Output all the entries word for word. Omit the pictures.
--- --- ---
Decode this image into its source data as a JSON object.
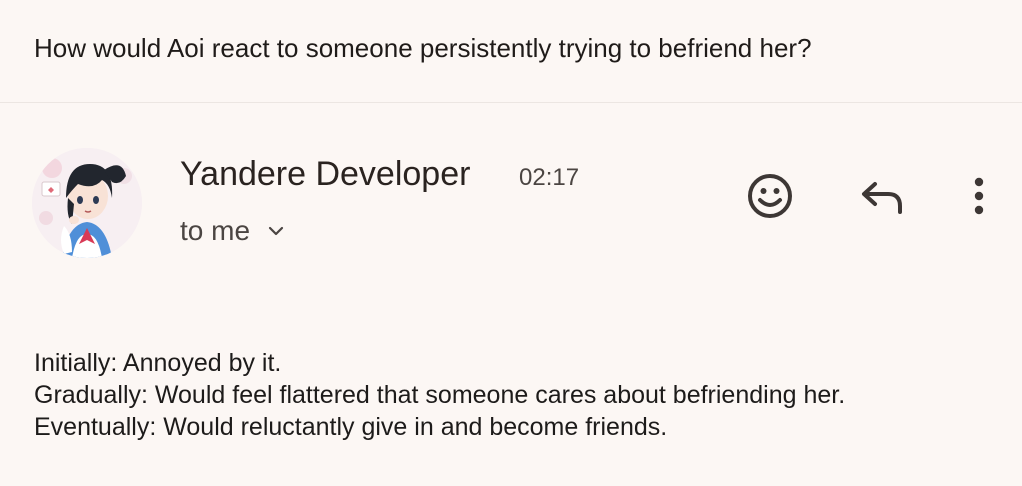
{
  "email": {
    "subject": "How would Aoi react to someone persistently trying to befriend her?",
    "sender": {
      "name": "Yandere Developer",
      "time": "02:17",
      "recipient": "to me",
      "avatar": "avatar-illustration"
    },
    "actions": {
      "emoji_icon": "smiley-face-icon",
      "reply_icon": "reply-arrow-icon",
      "more_icon": "more-vert-icon"
    },
    "body": {
      "lines": [
        "Initially: Annoyed by it.",
        "Gradually: Would feel flattered that someone cares about befriending her.",
        "Eventually: Would reluctantly give in and become friends."
      ]
    }
  },
  "colors": {
    "background": "#fcf7f4",
    "text_primary": "#1d1b1a",
    "text_secondary": "#4b4542",
    "divider": "#ece6e2"
  }
}
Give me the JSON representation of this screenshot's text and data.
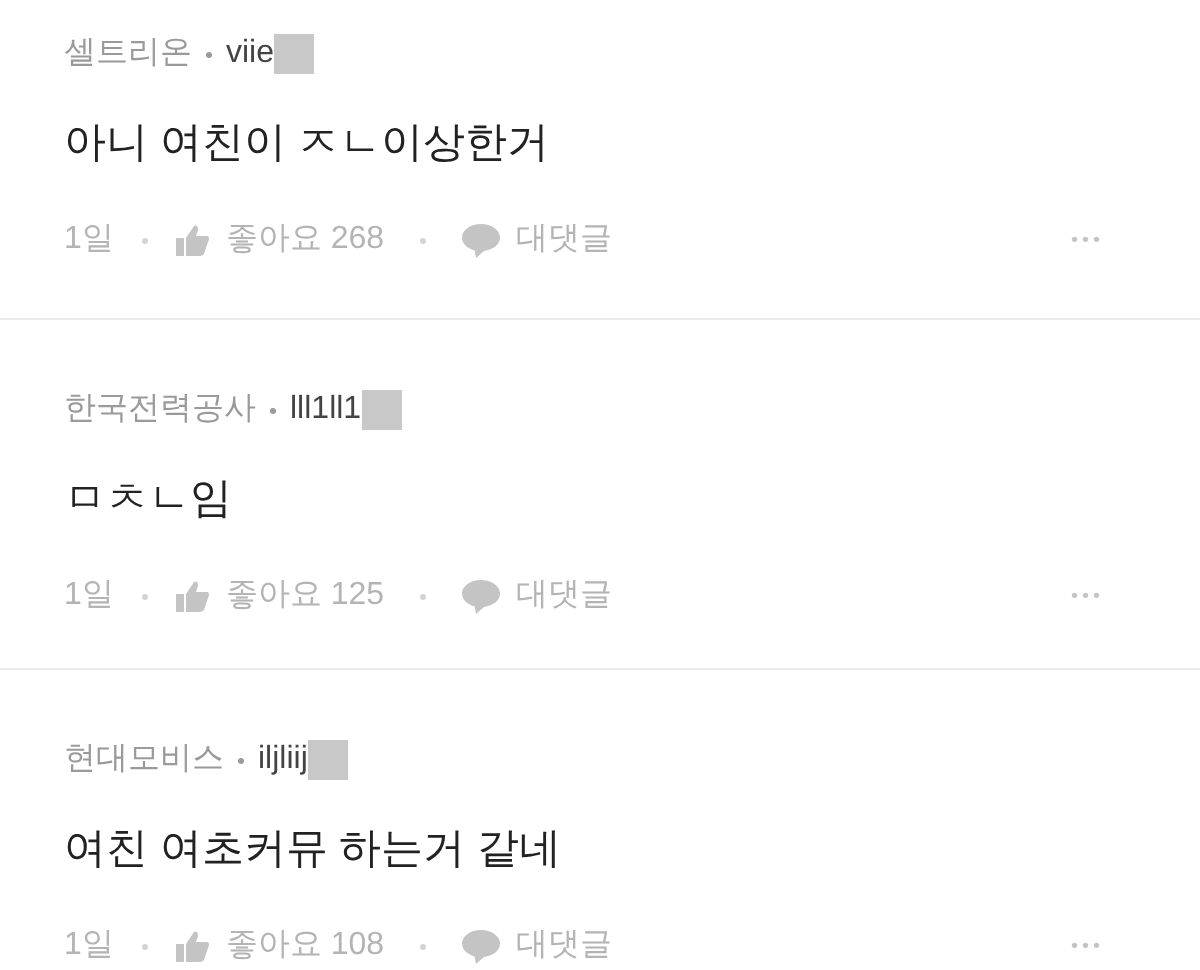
{
  "comments": [
    {
      "company": "셀트리온",
      "username": "viie",
      "text": "아니 여친이 ㅈㄴ이상한거",
      "time": "1일",
      "like_label": "좋아요",
      "likes": "268",
      "reply_label": "대댓글",
      "more": "•••"
    },
    {
      "company": "한국전력공사",
      "username": "lll1ll1",
      "text": "ㅁㅊㄴ임",
      "time": "1일",
      "like_label": "좋아요",
      "likes": "125",
      "reply_label": "대댓글",
      "more": "•••"
    },
    {
      "company": "현대모비스",
      "username": "iljliij",
      "text": "여친 여초커뮤 하는거 같네",
      "time": "1일",
      "like_label": "좋아요",
      "likes": "108",
      "reply_label": "대댓글",
      "more": "•••"
    }
  ]
}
--- --- ---
:: Complete output ::
Decode this image into its source data as a JSON object.
{
  "email": {
    "subject": "How would Aoi react to someone persistently trying to befriend her?",
    "sender": {
      "name": "Yandere Developer",
      "time": "02:17",
      "recipient": "to me",
      "avatar": "avatar-illustration"
    },
    "actions": {
      "emoji_icon": "smiley-face-icon",
      "reply_icon": "reply-arrow-icon",
      "more_icon": "more-vert-icon"
    },
    "body": {
      "lines": [
        "Initially: Annoyed by it.",
        "Gradually: Would feel flattered that someone cares about befriending her.",
        "Eventually: Would reluctantly give in and become friends."
      ]
    }
  },
  "colors": {
    "background": "#fcf7f4",
    "text_primary": "#1d1b1a",
    "text_secondary": "#4b4542",
    "divider": "#ece6e2"
  }
}
Give me the JSON representation of this screenshot's text and data.
{
  "comments": [
    {
      "company": "셀트리온",
      "username": "viie",
      "text": "아니 여친이 ㅈㄴ이상한거",
      "time": "1일",
      "like_label": "좋아요",
      "likes": "268",
      "reply_label": "대댓글",
      "more": "•••"
    },
    {
      "company": "한국전력공사",
      "username": "lll1ll1",
      "text": "ㅁㅊㄴ임",
      "time": "1일",
      "like_label": "좋아요",
      "likes": "125",
      "reply_label": "대댓글",
      "more": "•••"
    },
    {
      "company": "현대모비스",
      "username": "iljliij",
      "text": "여친 여초커뮤 하는거 같네",
      "time": "1일",
      "like_label": "좋아요",
      "likes": "108",
      "reply_label": "대댓글",
      "more": "•••"
    }
  ]
}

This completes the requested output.